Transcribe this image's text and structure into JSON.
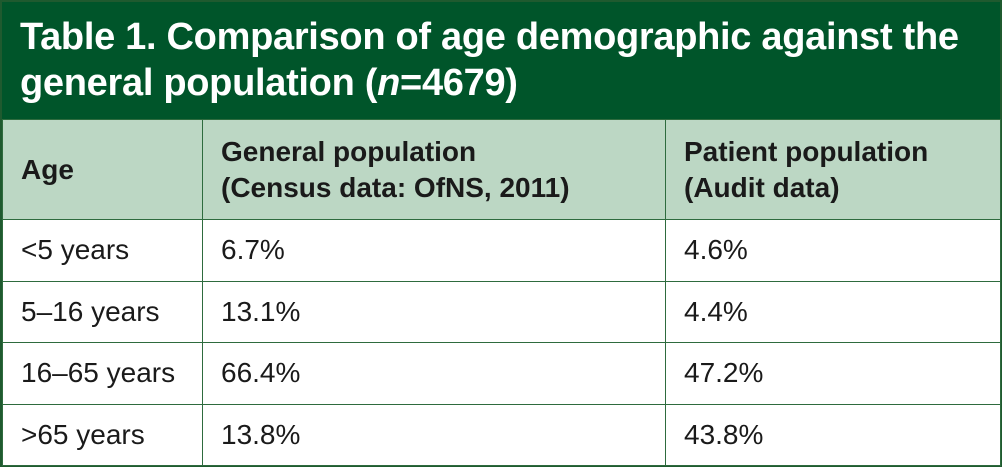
{
  "title": {
    "line1": "Table 1. Comparison of age demographic against the",
    "line2_prefix": "general population (",
    "line2_italic": "n",
    "line2_suffix": "=4679)"
  },
  "table": {
    "headers": [
      {
        "line1": "Age",
        "line2": ""
      },
      {
        "line1": "General population",
        "line2": "(Census data: OfNS, 2011)"
      },
      {
        "line1": "Patient population",
        "line2": "(Audit data)"
      }
    ],
    "rows": [
      [
        "<5 years",
        "6.7%",
        "4.6%"
      ],
      [
        "5–16 years",
        "13.1%",
        "4.4%"
      ],
      [
        "16–65 years",
        "66.4%",
        "47.2%"
      ],
      [
        ">65 years",
        "13.8%",
        "43.8%"
      ]
    ]
  },
  "colors": {
    "title_bg": "#00552a",
    "header_bg": "#bcd7c4",
    "border": "#2e6b3e"
  }
}
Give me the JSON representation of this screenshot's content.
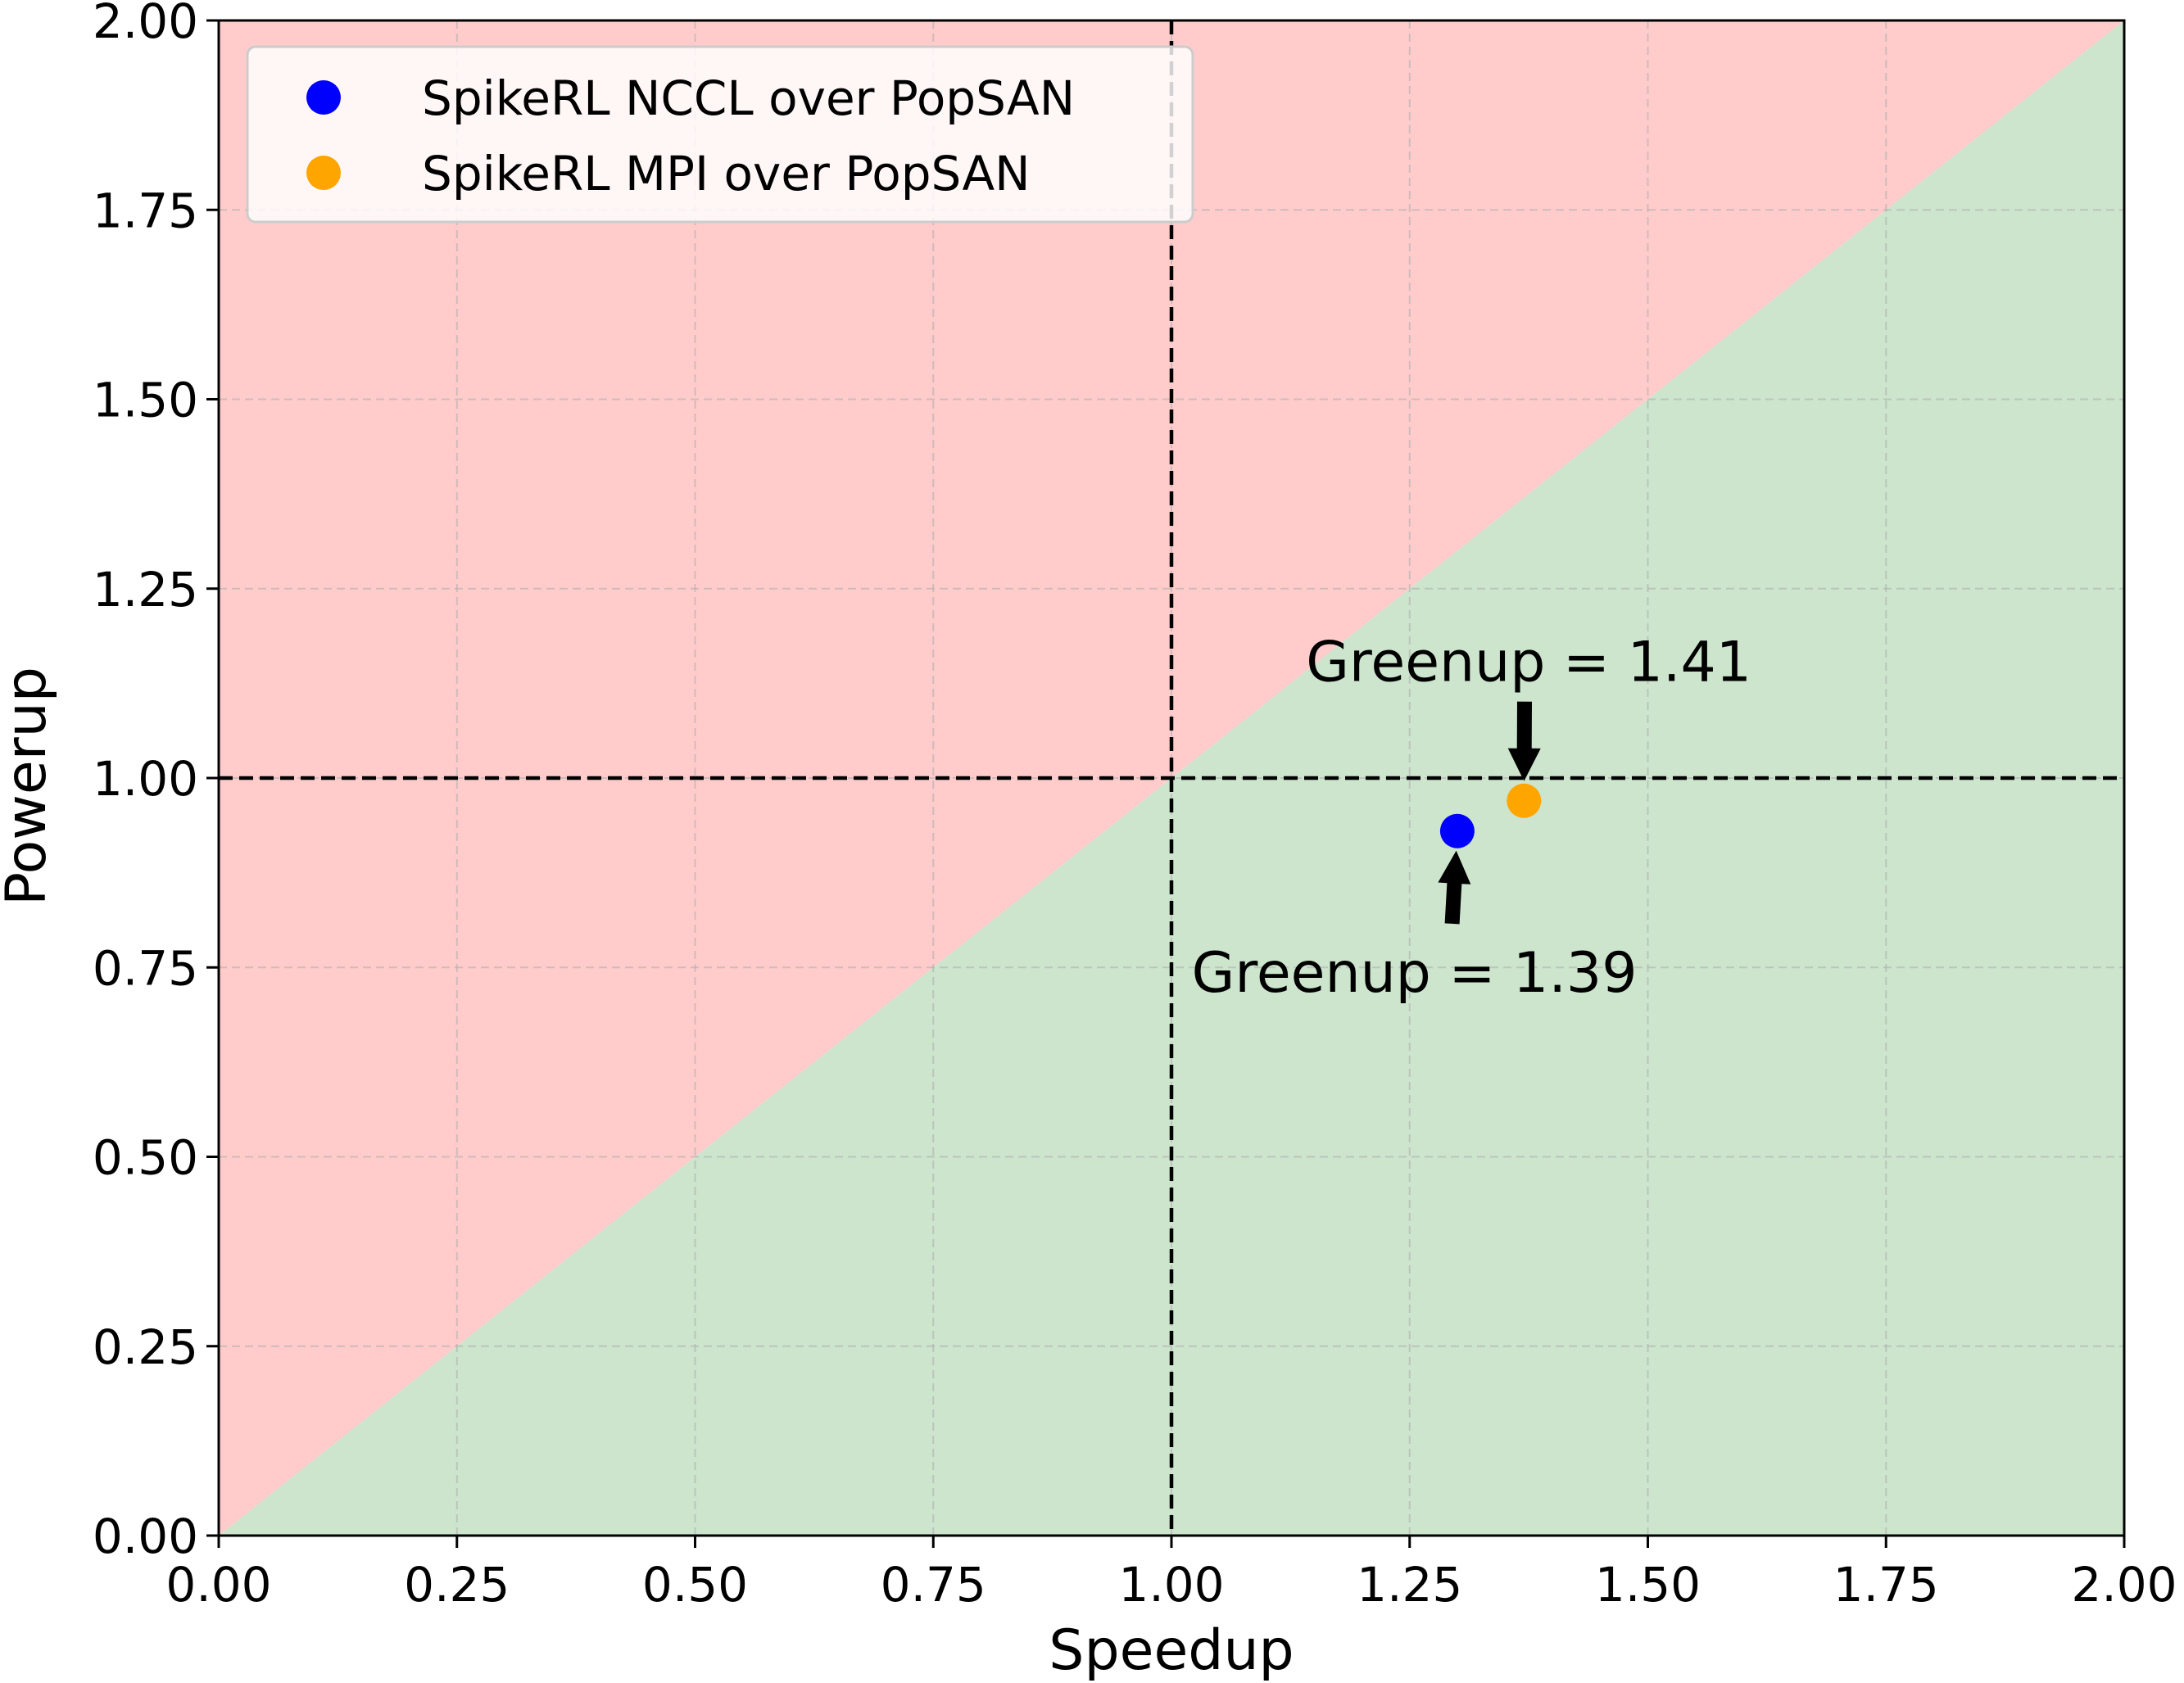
{
  "chart_data": {
    "type": "scatter",
    "xlabel": "Speedup",
    "ylabel": "Powerup",
    "xlim": [
      0,
      2
    ],
    "ylim": [
      0,
      2
    ],
    "x_ticks": [
      "0.00",
      "0.25",
      "0.50",
      "0.75",
      "1.00",
      "1.25",
      "1.50",
      "1.75",
      "2.00"
    ],
    "y_ticks": [
      "0.00",
      "0.25",
      "0.50",
      "0.75",
      "1.00",
      "1.25",
      "1.50",
      "1.75",
      "2.00"
    ],
    "grid": true,
    "legend_position": "top-left",
    "reference_lines": {
      "vertical_x": 1.0,
      "horizontal_y": 1.0,
      "style": "dashed"
    },
    "regions": [
      {
        "label": "above-diagonal",
        "color": "#ffcccb"
      },
      {
        "label": "below-diagonal",
        "color": "#cce5cc"
      }
    ],
    "series": [
      {
        "name": "SpikeRL NCCL over PopSAN",
        "color": "#0000ff",
        "points": [
          {
            "x": 1.3,
            "y": 0.93
          }
        ]
      },
      {
        "name": "SpikeRL MPI over PopSAN",
        "color": "#ffa500",
        "points": [
          {
            "x": 1.37,
            "y": 0.97
          }
        ]
      }
    ],
    "annotations": [
      {
        "text": "Greenup = 1.41",
        "point": {
          "x": 1.37,
          "y": 0.97
        },
        "label_at": {
          "x": 1.375,
          "y": 1.155
        }
      },
      {
        "text": "Greenup = 1.39",
        "point": {
          "x": 1.3,
          "y": 0.93
        },
        "label_at": {
          "x": 1.255,
          "y": 0.745
        }
      }
    ]
  }
}
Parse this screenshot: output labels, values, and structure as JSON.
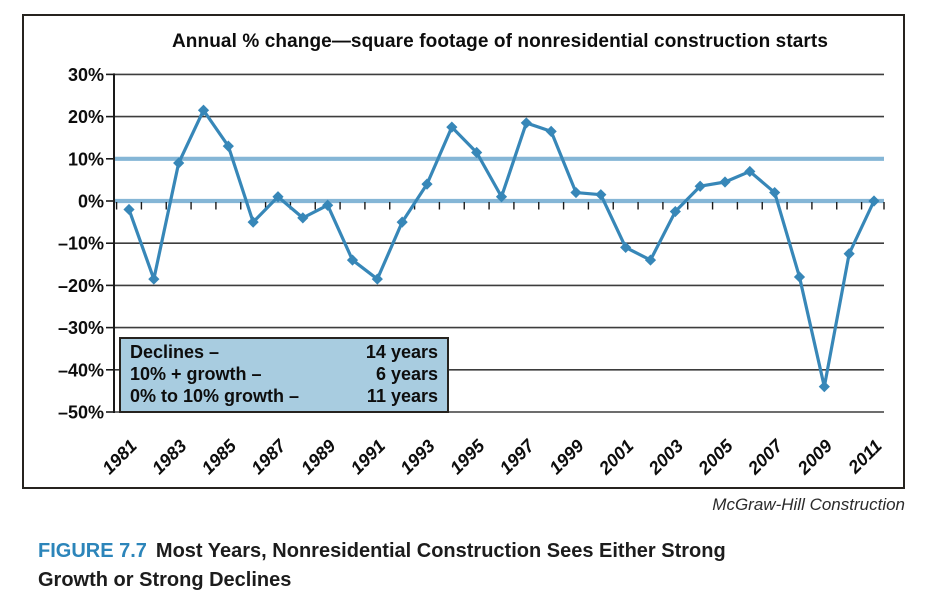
{
  "figure": {
    "source": "McGraw-Hill Construction",
    "caption_label": "FIGURE 7.7",
    "caption_text": "Most Years, Nonresidential Construction Sees Either Strong Growth or Strong Declines"
  },
  "chart_data": {
    "type": "line",
    "title": "Annual % change—square footage of nonresidential construction starts",
    "x": [
      1981,
      1982,
      1983,
      1984,
      1985,
      1986,
      1987,
      1988,
      1989,
      1990,
      1991,
      1992,
      1993,
      1994,
      1995,
      1996,
      1997,
      1998,
      1999,
      2000,
      2001,
      2002,
      2003,
      2004,
      2005,
      2006,
      2007,
      2008,
      2009,
      2010,
      2011
    ],
    "values": [
      -2,
      -18.5,
      9,
      21.5,
      13,
      -5,
      1,
      -4,
      -1,
      -14,
      -18.5,
      -5,
      4,
      17.5,
      11.5,
      1,
      18.5,
      16.5,
      2,
      1.5,
      -11,
      -14,
      -2.5,
      3.5,
      4.5,
      7,
      2,
      -18,
      -44,
      -12.5,
      0
    ],
    "unit": "percent",
    "xlabel": "",
    "ylabel": "",
    "ylim": [
      -50,
      30
    ],
    "y_tick_values": [
      30,
      20,
      10,
      0,
      -10,
      -20,
      -30,
      -40,
      -50
    ],
    "y_tick_labels": [
      "30%",
      "20%",
      "10%",
      "0%",
      "–10%",
      "–20%",
      "–30%",
      "–40%",
      "–50%"
    ],
    "x_tick_labels": [
      "1981",
      "1983",
      "1985",
      "1987",
      "1989",
      "1991",
      "1993",
      "1995",
      "1997",
      "1999",
      "2001",
      "2003",
      "2005",
      "2007",
      "2009",
      "2011"
    ],
    "highlight_line_values": [
      10,
      0
    ],
    "grid": true,
    "marker": "diamond",
    "legend_position": "bottom-left",
    "legend_rows": [
      {
        "label": "Declines –",
        "value": "14 years"
      },
      {
        "label": "10% + growth –",
        "value": "6 years"
      },
      {
        "label": "0% to 10% growth –",
        "value": "11 years"
      }
    ]
  },
  "colors": {
    "line": "#3787B8",
    "highlight_line": "#85B6D6",
    "grid": "#3d3d3d",
    "axis": "#1a1a1a",
    "legend_fill": "#A8CCE0",
    "figure_label_blue": "#2C85BA"
  }
}
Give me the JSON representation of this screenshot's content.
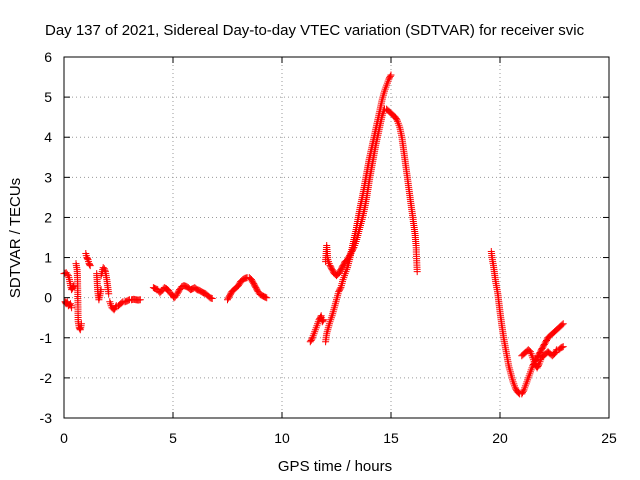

^^^^^^^^

> **Written request**: All of the data above should be quoted exactly, except for the pictures.

> **Written response**:
Transcribe this image's text and structure into JSON.
{
  "title": {
    "line1": "Table 1. Comparison of age demographic against the",
    "line2_prefix": "general population (",
    "line2_italic": "n",
    "line2_suffix": "=4679)"
  },
  "table": {
    "headers": [
      {
        "line1": "Age",
        "line2": ""
      },
      {
        "line1": "General population",
        "line2": "(Census data: OfNS, 2011)"
      },
      {
        "line1": "Patient population",
        "line2": "(Audit data)"
      }
    ],
    "rows": [
      [
        "<5 years",
        "6.7%",
        "4.6%"
      ],
      [
        "5–16 years",
        "13.1%",
        "4.4%"
      ],
      [
        "16–65 years",
        "66.4%",
        "47.2%"
      ],
      [
        ">65 years",
        "13.8%",
        "43.8%"
      ]
    ]
  },
  "colors": {
    "title_bg": "#00552a",
    "header_bg": "#bcd7c4",
    "border": "#2e6b3e"
  }
}
Give me the JSON representation of this screenshot's content.
{
  "chart_data": {
    "type": "scatter",
    "xlabel": "Speedup",
    "ylabel": "Powerup",
    "xlim": [
      0,
      2
    ],
    "ylim": [
      0,
      2
    ],
    "x_ticks": [
      "0.00",
      "0.25",
      "0.50",
      "0.75",
      "1.00",
      "1.25",
      "1.50",
      "1.75",
      "2.00"
    ],
    "y_ticks": [
      "0.00",
      "0.25",
      "0.50",
      "0.75",
      "1.00",
      "1.25",
      "1.50",
      "1.75",
      "2.00"
    ],
    "grid": true,
    "legend_position": "top-left",
    "reference_lines": {
      "vertical_x": 1.0,
      "horizontal_y": 1.0,
      "style": "dashed"
    },
    "regions": [
      {
        "label": "above-diagonal",
        "color": "#ffcccb"
      },
      {
        "label": "below-diagonal",
        "color": "#cce5cc"
      }
    ],
    "series": [
      {
        "name": "SpikeRL NCCL over PopSAN",
        "color": "#0000ff",
        "points": [
          {
            "x": 1.3,
            "y": 0.93
          }
        ]
      },
      {
        "name": "SpikeRL MPI over PopSAN",
        "color": "#ffa500",
        "points": [
          {
            "x": 1.37,
            "y": 0.97
          }
        ]
      }
    ],
    "annotations": [
      {
        "text": "Greenup = 1.41",
        "point": {
          "x": 1.37,
          "y": 0.97
        },
        "label_at": {
          "x": 1.375,
          "y": 1.155
        }
      },
      {
        "text": "Greenup = 1.39",
        "point": {
          "x": 1.3,
          "y": 0.93
        },
        "label_at": {
          "x": 1.255,
          "y": 0.745
        }
      }
    ]
  }
}
Parse this screenshot: output labels, values, and structure as JSON.
{
  "figure": {
    "source": "McGraw-Hill Construction",
    "caption_label": "FIGURE 7.7",
    "caption_text": "Most Years, Nonresidential Construction Sees Either Strong Growth or Strong Declines"
  },
  "chart_data": {
    "type": "line",
    "title": "Annual % change—square footage of nonresidential construction starts",
    "x": [
      1981,
      1982,
      1983,
      1984,
      1985,
      1986,
      1987,
      1988,
      1989,
      1990,
      1991,
      1992,
      1993,
      1994,
      1995,
      1996,
      1997,
      1998,
      1999,
      2000,
      2001,
      2002,
      2003,
      2004,
      2005,
      2006,
      2007,
      2008,
      2009,
      2010,
      2011
    ],
    "values": [
      -2,
      -18.5,
      9,
      21.5,
      13,
      -5,
      1,
      -4,
      -1,
      -14,
      -18.5,
      -5,
      4,
      17.5,
      11.5,
      1,
      18.5,
      16.5,
      2,
      1.5,
      -11,
      -14,
      -2.5,
      3.5,
      4.5,
      7,
      2,
      -18,
      -44,
      -12.5,
      0
    ],
    "unit": "percent",
    "xlabel": "",
    "ylabel": "",
    "ylim": [
      -50,
      30
    ],
    "y_tick_values": [
      30,
      20,
      10,
      0,
      -10,
      -20,
      -30,
      -40,
      -50
    ],
    "y_tick_labels": [
      "30%",
      "20%",
      "10%",
      "0%",
      "–10%",
      "–20%",
      "–30%",
      "–40%",
      "–50%"
    ],
    "x_tick_labels": [
      "1981",
      "1983",
      "1985",
      "1987",
      "1989",
      "1991",
      "1993",
      "1995",
      "1997",
      "1999",
      "2001",
      "2003",
      "2005",
      "2007",
      "2009",
      "2011"
    ],
    "highlight_line_values": [
      10,
      0
    ],
    "grid": true,
    "marker": "diamond",
    "legend_position": "bottom-left",
    "legend_rows": [
      {
        "label": "Declines –",
        "value": "14 years"
      },
      {
        "label": "10% + growth –",
        "value": "6 years"
      },
      {
        "label": "0% to 10% growth –",
        "value": "11 years"
      }
    ]
  },
  "colors": {
    "line": "#3787B8",
    "highlight_line": "#85B6D6",
    "grid": "#3d3d3d",
    "axis": "#1a1a1a",
    "legend_fill": "#A8CCE0",
    "figure_label_blue": "#2C85BA"
  }
}
Give me the JSON representation of this screenshot's content.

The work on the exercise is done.